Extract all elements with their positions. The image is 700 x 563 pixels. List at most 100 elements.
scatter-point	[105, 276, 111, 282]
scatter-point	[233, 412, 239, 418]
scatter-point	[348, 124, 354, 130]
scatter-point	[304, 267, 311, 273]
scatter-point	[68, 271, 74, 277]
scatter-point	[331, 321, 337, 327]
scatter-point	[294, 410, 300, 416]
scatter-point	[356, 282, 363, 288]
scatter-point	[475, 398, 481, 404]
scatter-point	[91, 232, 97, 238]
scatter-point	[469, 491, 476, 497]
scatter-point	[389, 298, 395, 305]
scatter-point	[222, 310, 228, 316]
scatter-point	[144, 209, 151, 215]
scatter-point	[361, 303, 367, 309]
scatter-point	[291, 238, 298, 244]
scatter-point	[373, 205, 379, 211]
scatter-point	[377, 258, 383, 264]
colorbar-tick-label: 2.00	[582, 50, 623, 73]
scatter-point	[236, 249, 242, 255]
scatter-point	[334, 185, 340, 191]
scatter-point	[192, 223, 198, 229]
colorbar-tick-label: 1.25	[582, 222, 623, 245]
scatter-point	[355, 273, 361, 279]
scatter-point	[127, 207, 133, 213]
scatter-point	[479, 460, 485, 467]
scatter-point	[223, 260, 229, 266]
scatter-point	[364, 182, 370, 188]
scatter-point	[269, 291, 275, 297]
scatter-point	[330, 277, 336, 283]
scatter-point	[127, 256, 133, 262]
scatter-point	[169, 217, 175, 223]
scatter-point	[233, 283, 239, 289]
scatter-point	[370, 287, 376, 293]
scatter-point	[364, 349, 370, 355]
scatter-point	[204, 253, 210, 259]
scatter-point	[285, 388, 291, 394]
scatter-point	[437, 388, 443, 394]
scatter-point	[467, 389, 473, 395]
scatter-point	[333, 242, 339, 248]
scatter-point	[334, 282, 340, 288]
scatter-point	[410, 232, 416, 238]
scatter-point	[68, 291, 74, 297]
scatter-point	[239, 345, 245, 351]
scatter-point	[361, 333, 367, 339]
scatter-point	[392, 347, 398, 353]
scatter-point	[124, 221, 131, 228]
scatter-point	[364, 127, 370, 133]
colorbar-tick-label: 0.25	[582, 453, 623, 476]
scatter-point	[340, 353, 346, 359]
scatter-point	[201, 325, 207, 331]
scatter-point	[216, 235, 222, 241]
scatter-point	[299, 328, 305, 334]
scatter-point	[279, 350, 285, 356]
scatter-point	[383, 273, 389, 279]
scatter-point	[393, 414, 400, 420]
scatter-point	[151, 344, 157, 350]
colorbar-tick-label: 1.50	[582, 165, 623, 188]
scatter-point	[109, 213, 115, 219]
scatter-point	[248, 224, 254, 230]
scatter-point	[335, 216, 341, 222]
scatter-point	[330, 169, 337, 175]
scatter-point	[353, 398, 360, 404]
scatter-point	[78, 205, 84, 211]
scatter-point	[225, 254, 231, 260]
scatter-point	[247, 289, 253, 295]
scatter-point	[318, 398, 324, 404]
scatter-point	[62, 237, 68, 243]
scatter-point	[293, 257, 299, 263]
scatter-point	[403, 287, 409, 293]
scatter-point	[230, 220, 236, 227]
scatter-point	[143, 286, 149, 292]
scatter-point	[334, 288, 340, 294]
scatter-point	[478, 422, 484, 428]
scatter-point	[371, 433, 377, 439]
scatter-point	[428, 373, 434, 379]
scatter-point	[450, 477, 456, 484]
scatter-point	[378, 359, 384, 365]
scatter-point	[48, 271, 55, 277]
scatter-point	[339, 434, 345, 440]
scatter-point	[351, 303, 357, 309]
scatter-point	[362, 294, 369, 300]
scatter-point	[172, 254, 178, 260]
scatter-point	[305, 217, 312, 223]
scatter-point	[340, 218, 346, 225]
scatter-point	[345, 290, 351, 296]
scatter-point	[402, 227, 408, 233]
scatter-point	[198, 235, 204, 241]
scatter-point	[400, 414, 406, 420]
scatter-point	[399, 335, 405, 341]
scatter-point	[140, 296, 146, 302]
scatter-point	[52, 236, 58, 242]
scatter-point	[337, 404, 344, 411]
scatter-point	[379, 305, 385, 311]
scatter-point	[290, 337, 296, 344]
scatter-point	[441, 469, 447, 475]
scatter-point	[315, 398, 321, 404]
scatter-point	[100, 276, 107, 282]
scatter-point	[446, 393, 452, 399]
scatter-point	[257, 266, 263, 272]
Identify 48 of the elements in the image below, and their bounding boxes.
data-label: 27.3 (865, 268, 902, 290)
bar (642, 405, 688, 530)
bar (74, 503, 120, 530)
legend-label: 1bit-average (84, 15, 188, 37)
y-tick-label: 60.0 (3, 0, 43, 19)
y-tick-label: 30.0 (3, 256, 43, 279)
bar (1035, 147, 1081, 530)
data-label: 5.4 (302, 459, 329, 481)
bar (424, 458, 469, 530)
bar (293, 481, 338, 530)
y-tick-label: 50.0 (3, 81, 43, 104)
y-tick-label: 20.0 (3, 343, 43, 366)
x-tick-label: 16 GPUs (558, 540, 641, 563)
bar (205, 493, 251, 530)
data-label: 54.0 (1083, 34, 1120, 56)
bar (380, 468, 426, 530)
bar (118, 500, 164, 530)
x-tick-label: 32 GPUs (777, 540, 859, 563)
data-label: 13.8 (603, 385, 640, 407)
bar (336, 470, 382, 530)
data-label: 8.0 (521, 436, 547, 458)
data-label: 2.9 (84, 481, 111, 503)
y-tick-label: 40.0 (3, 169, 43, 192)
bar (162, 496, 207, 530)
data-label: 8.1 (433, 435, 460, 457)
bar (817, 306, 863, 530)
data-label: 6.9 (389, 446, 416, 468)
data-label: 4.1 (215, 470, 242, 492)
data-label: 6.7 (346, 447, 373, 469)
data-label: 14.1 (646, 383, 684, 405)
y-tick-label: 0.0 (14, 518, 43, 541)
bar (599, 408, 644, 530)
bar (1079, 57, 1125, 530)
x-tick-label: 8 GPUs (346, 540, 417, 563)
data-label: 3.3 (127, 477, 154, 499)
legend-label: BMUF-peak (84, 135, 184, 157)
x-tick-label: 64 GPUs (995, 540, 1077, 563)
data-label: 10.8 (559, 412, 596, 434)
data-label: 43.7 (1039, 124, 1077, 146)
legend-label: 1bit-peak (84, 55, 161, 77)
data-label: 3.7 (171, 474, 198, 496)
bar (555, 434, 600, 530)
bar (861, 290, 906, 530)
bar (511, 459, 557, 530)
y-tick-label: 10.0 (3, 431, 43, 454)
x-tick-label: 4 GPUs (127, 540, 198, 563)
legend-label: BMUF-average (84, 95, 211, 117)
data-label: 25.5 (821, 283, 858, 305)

**THE EXERCISE**
Copy out every line of the data above word for word, with nothing changed, added, or left out.

**EXERCISE SOLUTION**
Extract all elements with their positions. The image is 700 x 563 pixels. List at most 100 elements.
scatter-point	[105, 276, 111, 282]
scatter-point	[233, 412, 239, 418]
scatter-point	[348, 124, 354, 130]
scatter-point	[304, 267, 311, 273]
scatter-point	[68, 271, 74, 277]
scatter-point	[331, 321, 337, 327]
scatter-point	[294, 410, 300, 416]
scatter-point	[356, 282, 363, 288]
scatter-point	[475, 398, 481, 404]
scatter-point	[91, 232, 97, 238]
scatter-point	[469, 491, 476, 497]
scatter-point	[389, 298, 395, 305]
scatter-point	[222, 310, 228, 316]
scatter-point	[144, 209, 151, 215]
scatter-point	[361, 303, 367, 309]
scatter-point	[291, 238, 298, 244]
scatter-point	[373, 205, 379, 211]
scatter-point	[377, 258, 383, 264]
colorbar-tick-label: 2.00	[582, 50, 623, 73]
scatter-point	[236, 249, 242, 255]
scatter-point	[334, 185, 340, 191]
scatter-point	[192, 223, 198, 229]
colorbar-tick-label: 1.25	[582, 222, 623, 245]
scatter-point	[355, 273, 361, 279]
scatter-point	[127, 207, 133, 213]
scatter-point	[479, 460, 485, 467]
scatter-point	[223, 260, 229, 266]
scatter-point	[364, 182, 370, 188]
scatter-point	[269, 291, 275, 297]
scatter-point	[330, 277, 336, 283]
scatter-point	[127, 256, 133, 262]
scatter-point	[169, 217, 175, 223]
scatter-point	[233, 283, 239, 289]
scatter-point	[370, 287, 376, 293]
scatter-point	[364, 349, 370, 355]
scatter-point	[204, 253, 210, 259]
scatter-point	[285, 388, 291, 394]
scatter-point	[437, 388, 443, 394]
scatter-point	[467, 389, 473, 395]
scatter-point	[333, 242, 339, 248]
scatter-point	[334, 282, 340, 288]
scatter-point	[410, 232, 416, 238]
scatter-point	[68, 291, 74, 297]
scatter-point	[239, 345, 245, 351]
scatter-point	[361, 333, 367, 339]
scatter-point	[392, 347, 398, 353]
scatter-point	[124, 221, 131, 228]
scatter-point	[364, 127, 370, 133]
colorbar-tick-label: 0.25	[582, 453, 623, 476]
scatter-point	[340, 353, 346, 359]
scatter-point	[201, 325, 207, 331]
scatter-point	[216, 235, 222, 241]
scatter-point	[299, 328, 305, 334]
scatter-point	[279, 350, 285, 356]
scatter-point	[383, 273, 389, 279]
scatter-point	[393, 414, 400, 420]
scatter-point	[151, 344, 157, 350]
colorbar-tick-label: 1.50	[582, 165, 623, 188]
scatter-point	[109, 213, 115, 219]
scatter-point	[248, 224, 254, 230]
scatter-point	[335, 216, 341, 222]
scatter-point	[330, 169, 337, 175]
scatter-point	[353, 398, 360, 404]
scatter-point	[78, 205, 84, 211]
scatter-point	[225, 254, 231, 260]
scatter-point	[247, 289, 253, 295]
scatter-point	[318, 398, 324, 404]
scatter-point	[62, 237, 68, 243]
scatter-point	[293, 257, 299, 263]
scatter-point	[403, 287, 409, 293]
scatter-point	[230, 220, 236, 227]
scatter-point	[143, 286, 149, 292]
scatter-point	[334, 288, 340, 294]
scatter-point	[478, 422, 484, 428]
scatter-point	[371, 433, 377, 439]
scatter-point	[428, 373, 434, 379]
scatter-point	[450, 477, 456, 484]
scatter-point	[378, 359, 384, 365]
scatter-point	[48, 271, 55, 277]
scatter-point	[339, 434, 345, 440]
scatter-point	[351, 303, 357, 309]
scatter-point	[362, 294, 369, 300]
scatter-point	[172, 254, 178, 260]
scatter-point	[305, 217, 312, 223]
scatter-point	[340, 218, 346, 225]
scatter-point	[345, 290, 351, 296]
scatter-point	[402, 227, 408, 233]
scatter-point	[198, 235, 204, 241]
scatter-point	[400, 414, 406, 420]
scatter-point	[399, 335, 405, 341]
scatter-point	[140, 296, 146, 302]
scatter-point	[52, 236, 58, 242]
scatter-point	[337, 404, 344, 411]
scatter-point	[379, 305, 385, 311]
scatter-point	[290, 337, 296, 344]
scatter-point	[441, 469, 447, 475]
scatter-point	[315, 398, 321, 404]
scatter-point	[100, 276, 107, 282]
scatter-point	[446, 393, 452, 399]
scatter-point	[257, 266, 263, 272]
Identify 48 of the elements in the image below, and their bounding boxes.
data-label: 27.3 (865, 268, 902, 290)
bar (642, 405, 688, 530)
bar (74, 503, 120, 530)
legend-label: 1bit-average (84, 15, 188, 37)
y-tick-label: 60.0 (3, 0, 43, 19)
y-tick-label: 30.0 (3, 256, 43, 279)
bar (1035, 147, 1081, 530)
data-label: 5.4 (302, 459, 329, 481)
bar (424, 458, 469, 530)
bar (293, 481, 338, 530)
y-tick-label: 50.0 (3, 81, 43, 104)
y-tick-label: 20.0 (3, 343, 43, 366)
x-tick-label: 16 GPUs (558, 540, 641, 563)
bar (205, 493, 251, 530)
data-label: 54.0 (1083, 34, 1120, 56)
bar (380, 468, 426, 530)
bar (118, 500, 164, 530)
x-tick-label: 32 GPUs (777, 540, 859, 563)
data-label: 13.8 (603, 385, 640, 407)
bar (336, 470, 382, 530)
data-label: 8.0 (521, 436, 547, 458)
data-label: 2.9 (84, 481, 111, 503)
y-tick-label: 40.0 (3, 169, 43, 192)
bar (162, 496, 207, 530)
data-label: 8.1 (433, 435, 460, 457)
bar (817, 306, 863, 530)
data-label: 6.9 (389, 446, 416, 468)
data-label: 4.1 (215, 470, 242, 492)
data-label: 6.7 (346, 447, 373, 469)
data-label: 14.1 (646, 383, 684, 405)
y-tick-label: 0.0 (14, 518, 43, 541)
bar (599, 408, 644, 530)
bar (1079, 57, 1125, 530)
x-tick-label: 8 GPUs (346, 540, 417, 563)
data-label: 3.3 (127, 477, 154, 499)
legend-label: BMUF-peak (84, 135, 184, 157)
x-tick-label: 64 GPUs (995, 540, 1077, 563)
data-label: 10.8 (559, 412, 596, 434)
data-label: 43.7 (1039, 124, 1077, 146)
legend-label: 1bit-peak (84, 55, 161, 77)
data-label: 3.7 (171, 474, 198, 496)
bar (555, 434, 600, 530)
bar (861, 290, 906, 530)
bar (511, 459, 557, 530)
y-tick-label: 10.0 (3, 431, 43, 454)
x-tick-label: 4 GPUs (127, 540, 198, 563)
legend-label: BMUF-average (84, 95, 211, 117)
data-label: 25.5 (821, 283, 858, 305)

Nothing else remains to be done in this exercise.